§ **Problem details**: Go to the line that contains "Read this page and output its text content.", then write out that line and all that follow to the end of the listing, exactly and without pictures.

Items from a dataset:
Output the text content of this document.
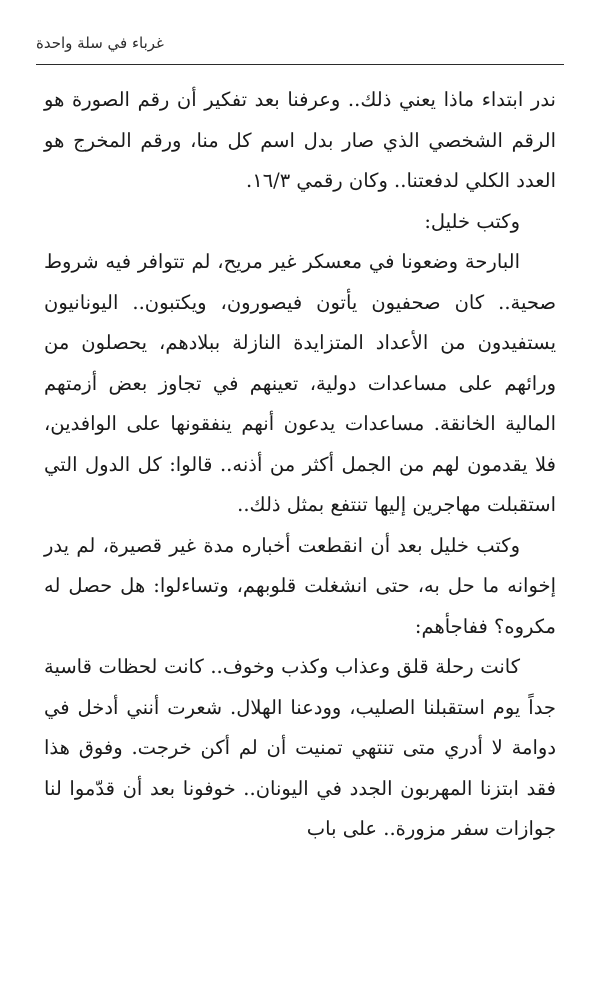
غرباء في سلة واحدة

ندر ابتداء ماذا يعني ذلك.. وعرفنا بعد تفكير أن رقم الصورة هو الرقم الشخصي الذي صار بدل اسم كل منا، ورقم المخرج هو العدد الكلي لدفعتنا.. وكان رقمي ١٦/٣.

وكتب خليل:

البارحة وضعونا في معسكر غير مريح، لم تتوافر فيه شروط صحية.. كان صحفيون يأتون فيصورون، ويكتبون.. اليونانيون يستفيدون من الأعداد المتزايدة النازلة ببلادهم، يحصلون من ورائهم على مساعدات دولية، تعينهم في تجاوز بعض أزمتهم المالية الخانقة. مساعدات يدعون أنهم ينفقونها على الوافدين، فلا يقدمون لهم من الجمل أكثر من أذنه.. قالوا: كل الدول التي استقبلت مهاجرين إليها تنتفع بمثل ذلك..

وكتب خليل بعد أن انقطعت أخباره مدة غير قصيرة، لم يدر إخوانه ما حل به، حتى انشغلت قلوبهم، وتساءلوا: هل حصل له مكروه؟ ففاجأهم:

كانت رحلة قلق وعذاب وكذب وخوف.. كانت لحظات قاسية جداً يوم استقبلنا الصليب، وودعنا الهلال. شعرت أنني أدخل في دوامة لا أدري متى تنتهي تمنيت أن لم أكن خرجت. وفوق هذا فقد ابتزنا المهربون الجدد في اليونان.. خوفونا بعد أن قدّموا لنا جوازات سفر مزورة.. على باب
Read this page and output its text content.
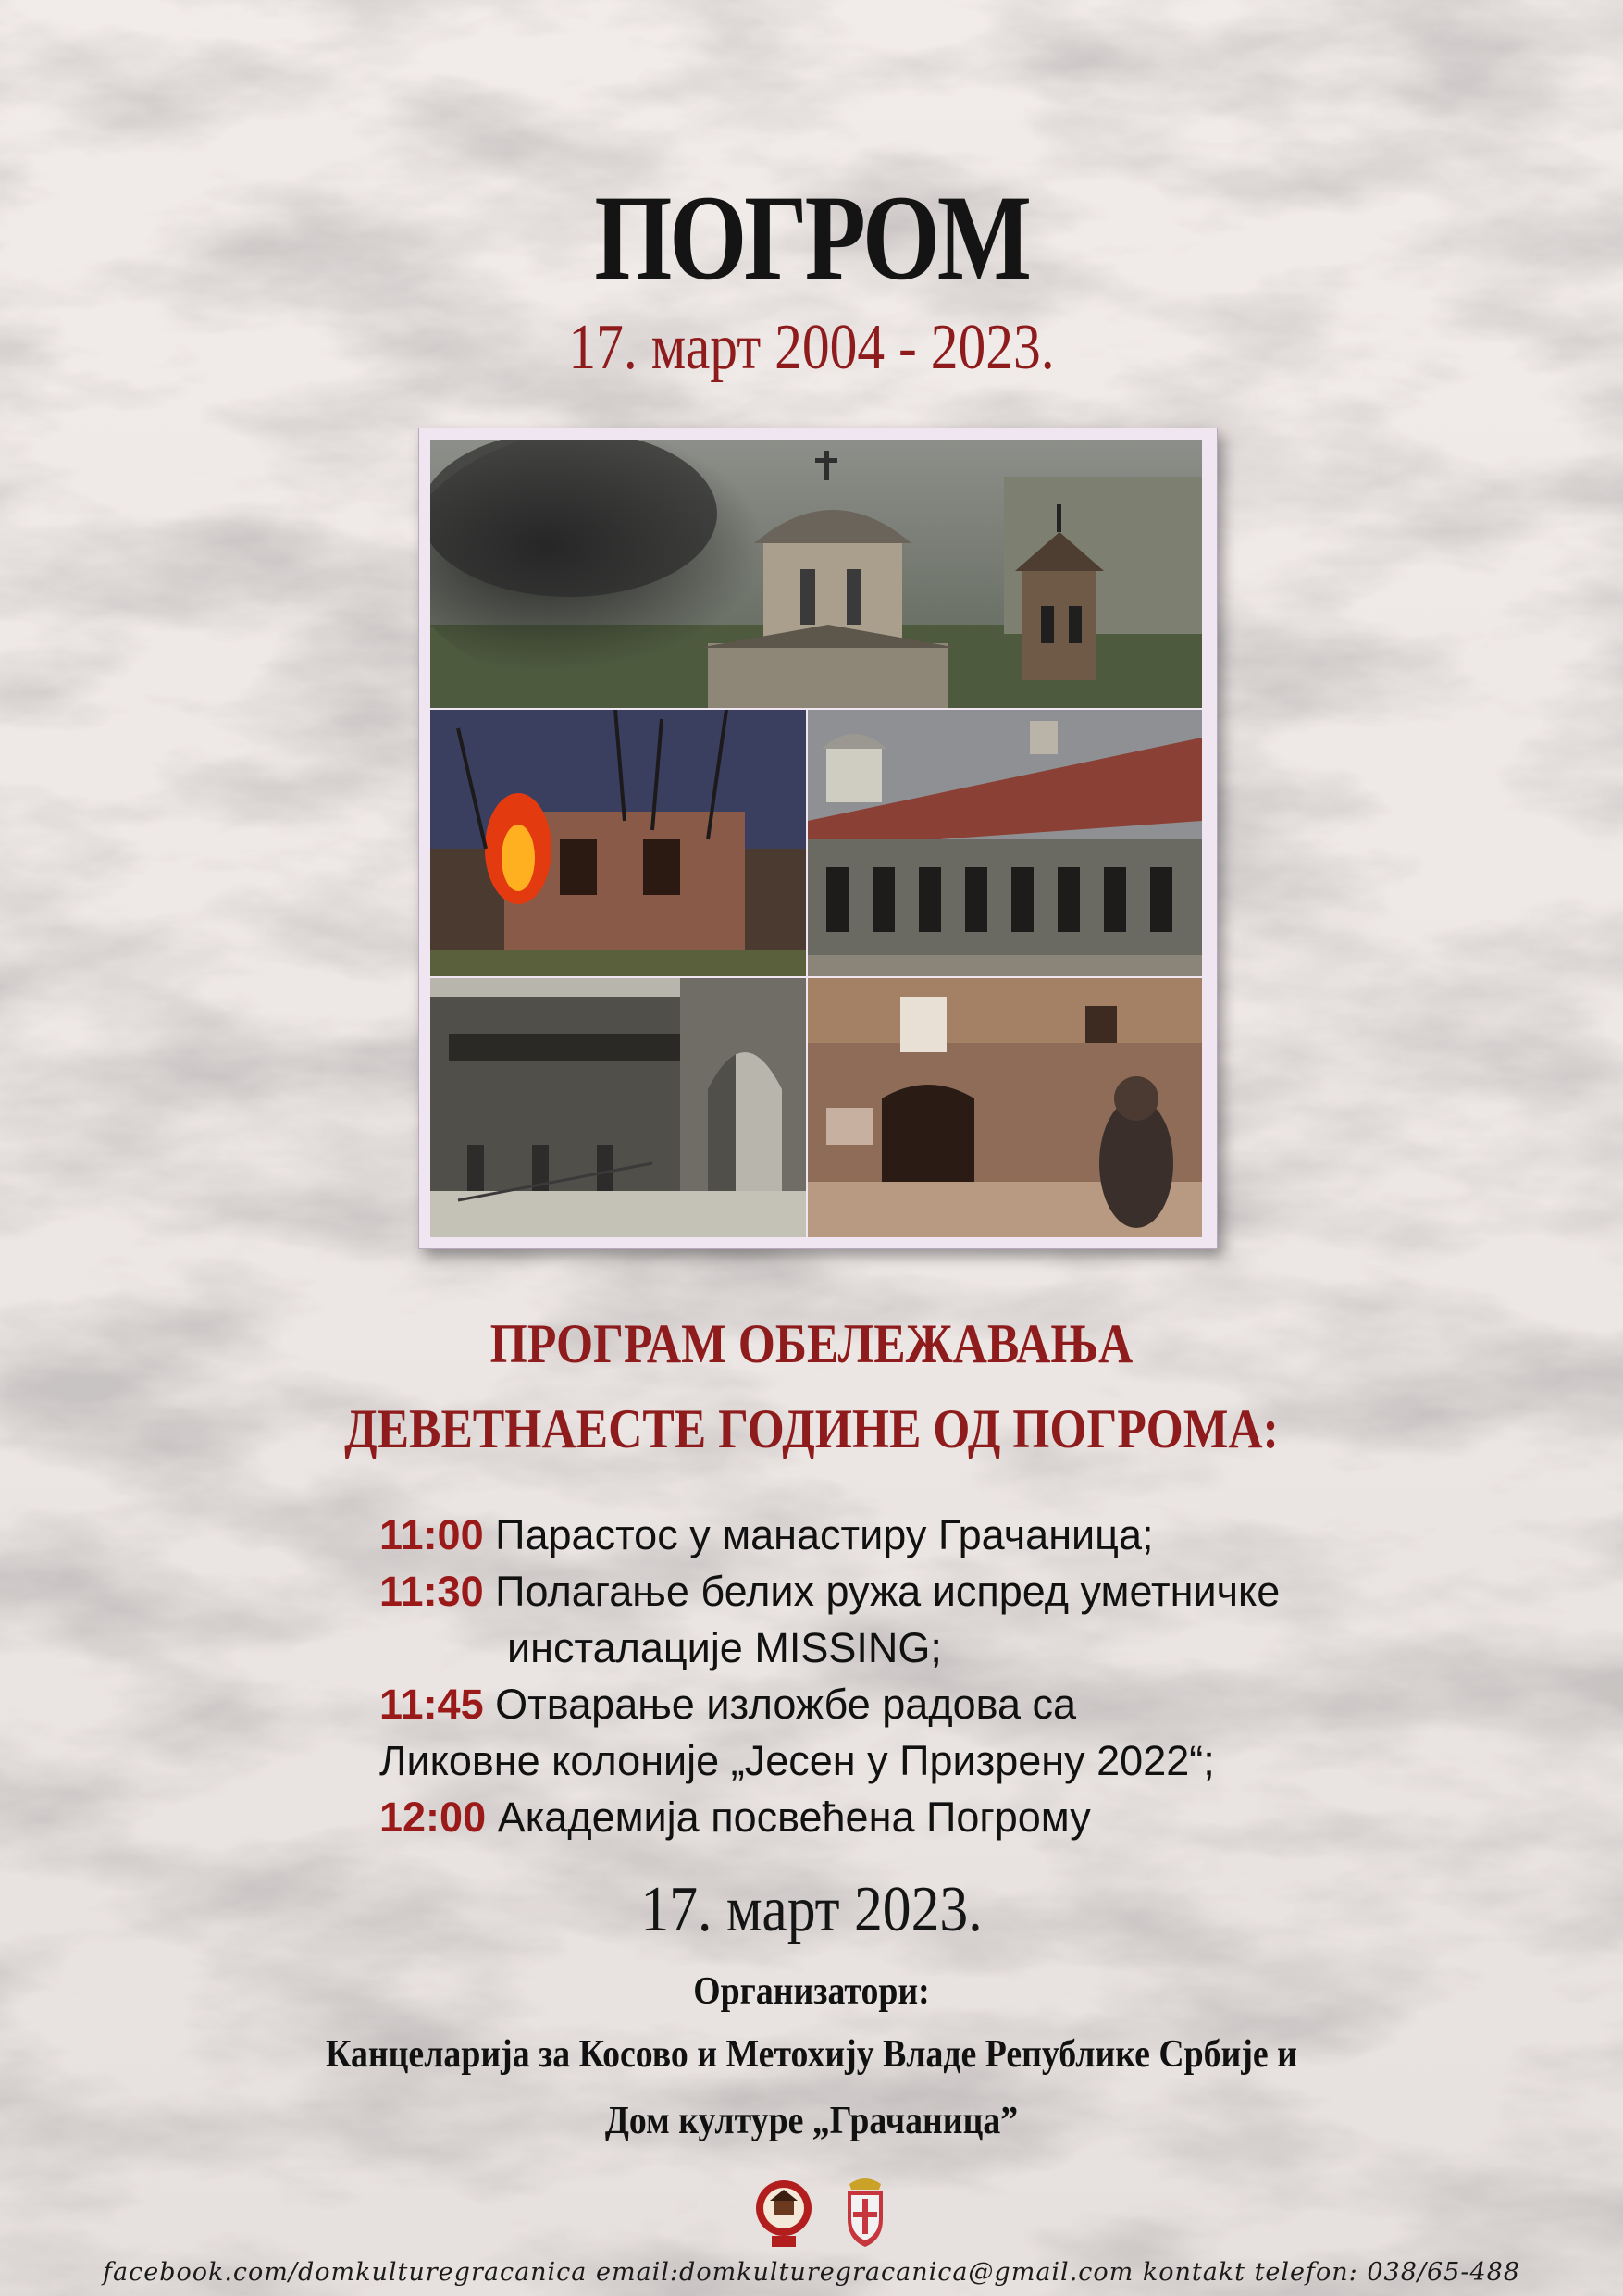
ПОГРОМ
17. март 2004 - 2023.
ПРОГРАМ ОБЕЛЕЖАВАЊА
ДЕВЕТНАЕСТЕ ГОДИНЕ ОД ПОГРОМА:
11:00 Парастос у манастиру Грачаница;
11:30 Полагање белих ружа испред уметничке
инсталације MISSING;
11:45 Отварање изложбе радова са
Ликовне колоније „Јесен у Призрену 2022“;
12:00 Академија посвећена Погрому
17. март 2023.
Организатори:
Канцеларија за Косово и Метохију Владе Републике Србије и
Дом културе „Грачаница”
facebook.com/domkulturegracanica email:domkulturegracanica@gmail.com kontakt telefon: 038/65-488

§ **The completed task**:
Read this page and output its text content.
ПОГРОМ
17. март 2004 - 2023.
ПРОГРАМ ОБЕЛЕЖАВАЊА
ДЕВЕТНАЕСТЕ ГОДИНЕ ОД ПОГРОМА:
11:00 Парастос у манастиру Грачаница;
11:30 Полагање белих ружа испред уметничке
инсталације MISSING;
11:45 Отварање изложбе радова са
Ликовне колоније „Јесен у Призрену 2022“;
12:00 Академија посвећена Погрому
17. март 2023.
Организатори:
Канцеларија за Косово и Метохију Владе Републике Србије и
Дом културе „Грачаница”
facebook.com/domkulturegracanica email:domkulturegracanica@gmail.com kontakt telefon: 038/65-488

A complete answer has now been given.